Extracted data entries

==============================

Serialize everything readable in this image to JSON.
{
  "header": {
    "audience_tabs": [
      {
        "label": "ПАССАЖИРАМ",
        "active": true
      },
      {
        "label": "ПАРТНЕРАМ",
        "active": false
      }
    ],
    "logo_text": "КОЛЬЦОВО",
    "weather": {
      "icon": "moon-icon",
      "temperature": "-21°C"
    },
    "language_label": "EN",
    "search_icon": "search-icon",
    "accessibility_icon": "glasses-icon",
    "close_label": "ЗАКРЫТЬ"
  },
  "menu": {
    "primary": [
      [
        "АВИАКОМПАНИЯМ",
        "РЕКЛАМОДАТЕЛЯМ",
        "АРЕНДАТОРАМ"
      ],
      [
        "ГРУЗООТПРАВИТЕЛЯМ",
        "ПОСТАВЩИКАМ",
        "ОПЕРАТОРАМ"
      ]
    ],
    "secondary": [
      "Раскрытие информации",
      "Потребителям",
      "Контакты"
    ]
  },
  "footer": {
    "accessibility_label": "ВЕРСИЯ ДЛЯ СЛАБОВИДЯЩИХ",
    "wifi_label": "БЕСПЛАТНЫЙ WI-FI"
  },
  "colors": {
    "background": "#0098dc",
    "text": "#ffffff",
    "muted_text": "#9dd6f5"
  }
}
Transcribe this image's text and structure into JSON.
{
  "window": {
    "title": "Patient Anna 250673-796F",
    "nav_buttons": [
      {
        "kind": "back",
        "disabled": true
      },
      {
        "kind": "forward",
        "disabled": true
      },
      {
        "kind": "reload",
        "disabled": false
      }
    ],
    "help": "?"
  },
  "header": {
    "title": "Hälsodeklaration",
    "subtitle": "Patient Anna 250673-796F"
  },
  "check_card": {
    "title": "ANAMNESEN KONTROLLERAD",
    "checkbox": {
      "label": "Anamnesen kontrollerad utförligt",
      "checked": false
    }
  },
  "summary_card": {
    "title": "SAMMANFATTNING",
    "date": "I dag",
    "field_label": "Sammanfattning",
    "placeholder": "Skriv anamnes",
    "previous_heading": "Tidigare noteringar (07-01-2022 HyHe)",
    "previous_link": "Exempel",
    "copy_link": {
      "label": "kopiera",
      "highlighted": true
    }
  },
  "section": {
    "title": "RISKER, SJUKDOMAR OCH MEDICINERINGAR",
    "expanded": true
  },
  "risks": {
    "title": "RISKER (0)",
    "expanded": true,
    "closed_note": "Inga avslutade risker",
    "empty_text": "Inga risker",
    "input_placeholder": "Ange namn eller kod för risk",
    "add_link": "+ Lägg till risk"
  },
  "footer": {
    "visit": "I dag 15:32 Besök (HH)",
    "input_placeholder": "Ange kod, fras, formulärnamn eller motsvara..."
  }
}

==============================

▶ PROBLEM STATEMENT: Copy out all of the records shown above exactly.

▶ ANSWER TO THE PROBLEM:
Serialize everything readable in this image to JSON.
{
  "header": {
    "audience_tabs": [
      {
        "label": "ПАССАЖИРАМ",
        "active": true
      },
      {
        "label": "ПАРТНЕРАМ",
        "active": false
      }
    ],
    "logo_text": "КОЛЬЦОВО",
    "weather": {
      "icon": "moon-icon",
      "temperature": "-21°C"
    },
    "language_label": "EN",
    "search_icon": "search-icon",
    "accessibility_icon": "glasses-icon",
    "close_label": "ЗАКРЫТЬ"
  },
  "menu": {
    "primary": [
      [
        "АВИАКОМПАНИЯМ",
        "РЕКЛАМОДАТЕЛЯМ",
        "АРЕНДАТОРАМ"
      ],
      [
        "ГРУЗООТПРАВИТЕЛЯМ",
        "ПОСТАВЩИКАМ",
        "ОПЕРАТОРАМ"
      ]
    ],
    "secondary": [
      "Раскрытие информации",
      "Потребителям",
      "Контакты"
    ]
  },
  "footer": {
    "accessibility_label": "ВЕРСИЯ ДЛЯ СЛАБОВИДЯЩИХ",
    "wifi_label": "БЕСПЛАТНЫЙ WI-FI"
  },
  "colors": {
    "background": "#0098dc",
    "text": "#ffffff",
    "muted_text": "#9dd6f5"
  }
}
Transcribe this image's text and structure into JSON.
{
  "window": {
    "title": "Patient Anna 250673-796F",
    "nav_buttons": [
      {
        "kind": "back",
        "disabled": true
      },
      {
        "kind": "forward",
        "disabled": true
      },
      {
        "kind": "reload",
        "disabled": false
      }
    ],
    "help": "?"
  },
  "header": {
    "title": "Hälsodeklaration",
    "subtitle": "Patient Anna 250673-796F"
  },
  "check_card": {
    "title": "ANAMNESEN KONTROLLERAD",
    "checkbox": {
      "label": "Anamnesen kontrollerad utförligt",
      "checked": false
    }
  },
  "summary_card": {
    "title": "SAMMANFATTNING",
    "date": "I dag",
    "field_label": "Sammanfattning",
    "placeholder": "Skriv anamnes",
    "previous_heading": "Tidigare noteringar (07-01-2022 HyHe)",
    "previous_link": "Exempel",
    "copy_link": {
      "label": "kopiera",
      "highlighted": true
    }
  },
  "section": {
    "title": "RISKER, SJUKDOMAR OCH MEDICINERINGAR",
    "expanded": true
  },
  "risks": {
    "title": "RISKER (0)",
    "expanded": true,
    "closed_note": "Inga avslutade risker",
    "empty_text": "Inga risker",
    "input_placeholder": "Ange namn eller kod för risk",
    "add_link": "+ Lägg till risk"
  },
  "footer": {
    "visit": "I dag 15:32 Besök (HH)",
    "input_placeholder": "Ange kod, fras, formulärnamn eller motsvara..."
  }
}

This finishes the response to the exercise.